● Trecho fornecido:
::::::

No item 3. o governador mandará o CNJ respeitar o princípio do pacto federativo e da separação dos poderes previstos na constituição, caso seja versado em Direito. Do contrário, vai dizer que em seu governo quem manda….

Destarte, se não há possibilidade do CNJ exonerar os parentes do magistrado, não se tratará de caso de nepotismo direto ou cruzado, já que neste último, torna-se necessário ainda, em princípio, a contratação pelo magistrado de parente de autoridade de outro Poder ou afim.

Finalizando este pensamento, para defender ainda mais a tese da necessidade de contratação concomitante e recíproca de parentes, imagine a hipótese de um filho, irmão, pai ou mãe que seja inimigo do magistrado!

Vejamos a hipótese adiante: sabendo da tese esdrúxula sustentada pela OAB, o irmão do magistrado, para prejudicá-lo, vai trabalhar em qualquer cargo em comissão de prefeitura, governo estadual, MP e tantos outros cargos em comissão existentes. Em seguida, vai à página da OAB, blog da perereca e arma a denuncia. Pronto! O Magistrado vira nepotista, sendo difamado impiedosamente. Sua vida pública nada mais vale.

::::::

● Material de estudo:
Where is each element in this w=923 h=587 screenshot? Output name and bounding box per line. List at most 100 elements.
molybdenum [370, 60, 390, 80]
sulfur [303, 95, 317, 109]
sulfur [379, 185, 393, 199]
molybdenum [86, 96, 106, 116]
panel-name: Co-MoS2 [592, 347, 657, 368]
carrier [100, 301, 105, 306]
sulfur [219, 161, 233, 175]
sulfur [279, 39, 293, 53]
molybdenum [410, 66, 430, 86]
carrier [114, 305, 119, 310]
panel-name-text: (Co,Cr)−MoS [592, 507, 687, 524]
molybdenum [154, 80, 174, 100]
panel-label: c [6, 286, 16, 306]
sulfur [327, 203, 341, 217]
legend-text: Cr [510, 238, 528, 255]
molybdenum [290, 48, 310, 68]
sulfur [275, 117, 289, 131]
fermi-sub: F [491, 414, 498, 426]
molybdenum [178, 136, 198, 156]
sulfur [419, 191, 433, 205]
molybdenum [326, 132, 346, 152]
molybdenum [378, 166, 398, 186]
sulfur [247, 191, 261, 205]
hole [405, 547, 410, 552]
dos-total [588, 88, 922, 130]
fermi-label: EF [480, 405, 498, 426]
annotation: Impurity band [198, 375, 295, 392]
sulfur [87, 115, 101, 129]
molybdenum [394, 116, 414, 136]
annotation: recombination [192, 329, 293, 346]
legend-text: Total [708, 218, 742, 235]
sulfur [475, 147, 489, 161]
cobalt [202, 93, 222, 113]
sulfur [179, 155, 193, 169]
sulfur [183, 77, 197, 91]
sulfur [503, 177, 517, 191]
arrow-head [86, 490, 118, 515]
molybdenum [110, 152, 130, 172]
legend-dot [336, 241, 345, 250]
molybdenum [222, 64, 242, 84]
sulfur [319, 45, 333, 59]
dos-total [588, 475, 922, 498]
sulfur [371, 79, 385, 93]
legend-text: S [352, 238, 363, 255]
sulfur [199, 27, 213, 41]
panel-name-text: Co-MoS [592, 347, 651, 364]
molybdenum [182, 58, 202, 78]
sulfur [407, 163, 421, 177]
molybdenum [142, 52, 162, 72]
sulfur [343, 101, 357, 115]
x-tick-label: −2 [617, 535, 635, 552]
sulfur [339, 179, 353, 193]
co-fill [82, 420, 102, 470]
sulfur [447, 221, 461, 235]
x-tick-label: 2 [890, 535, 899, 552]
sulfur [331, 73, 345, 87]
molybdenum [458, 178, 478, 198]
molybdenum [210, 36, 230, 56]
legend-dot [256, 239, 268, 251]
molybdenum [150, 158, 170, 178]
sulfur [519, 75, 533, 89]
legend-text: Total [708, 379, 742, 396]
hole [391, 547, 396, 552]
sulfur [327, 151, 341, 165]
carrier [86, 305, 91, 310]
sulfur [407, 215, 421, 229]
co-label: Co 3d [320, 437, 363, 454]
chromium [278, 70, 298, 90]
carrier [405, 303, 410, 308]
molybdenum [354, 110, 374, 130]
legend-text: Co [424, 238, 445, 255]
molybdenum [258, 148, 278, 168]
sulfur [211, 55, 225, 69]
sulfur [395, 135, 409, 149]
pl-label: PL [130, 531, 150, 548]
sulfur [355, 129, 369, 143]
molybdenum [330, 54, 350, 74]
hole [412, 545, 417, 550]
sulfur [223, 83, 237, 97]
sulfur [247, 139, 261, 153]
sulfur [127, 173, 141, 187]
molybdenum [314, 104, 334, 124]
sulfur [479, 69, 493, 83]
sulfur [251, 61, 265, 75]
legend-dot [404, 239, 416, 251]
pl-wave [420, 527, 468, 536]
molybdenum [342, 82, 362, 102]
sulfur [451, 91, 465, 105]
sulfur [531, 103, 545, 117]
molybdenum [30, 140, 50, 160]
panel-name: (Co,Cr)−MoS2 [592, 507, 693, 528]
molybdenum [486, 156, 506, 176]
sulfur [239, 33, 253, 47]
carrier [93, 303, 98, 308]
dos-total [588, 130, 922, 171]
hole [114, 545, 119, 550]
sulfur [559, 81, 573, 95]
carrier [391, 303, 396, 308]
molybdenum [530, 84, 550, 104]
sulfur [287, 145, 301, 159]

::::::

● Conjunto de tarefas:
[1] Você pode transcrever, sem nenhuma alteração, o trecho sobre nepotismo desde "Destarte, se não" até "inimigo do magistrado!", inclusive?
[2] Pode dar continuidade ao trecho sobre nepotismo a partir do ponto em que ele termina?

● Respostas escritas:
[1]
Destarte, se não há possibilidade do CNJ exonerar os parentes do magistrado, não se tratará de caso de nepotismo direto ou cruzado, já que neste último, torna-se necessário ainda, em princípio, a contratação pelo magistrado de parente de autoridade de outro Poder ou afim.

Finalizando este pensamento, para defender ainda mais a tese da necessidade de contratação concomitante e recíproca de parentes, imagine a hipótese de um filho, irmão, pai ou mãe que seja inimigo do magistrado!

[2]
Visando resolver a celeuma, o magistrado liga para seu irmão e diz: mano, deixa este cargo de assessor da prefeitura de Pererecanápolis, pois o CNJ não quer essa situação. O irmão responde que nada deve a esse tal de NJC , CNJ, BJJ, e que não está nem aí para o seu problema! Como poderá o juiz resolver a situação, se está fora do seu poder de decisão? Cargo em comissão no Poder Executivo, principalmente em prefeitura de interior, não é de difícil conquista, mormente quando se tem uma boa formação profissional.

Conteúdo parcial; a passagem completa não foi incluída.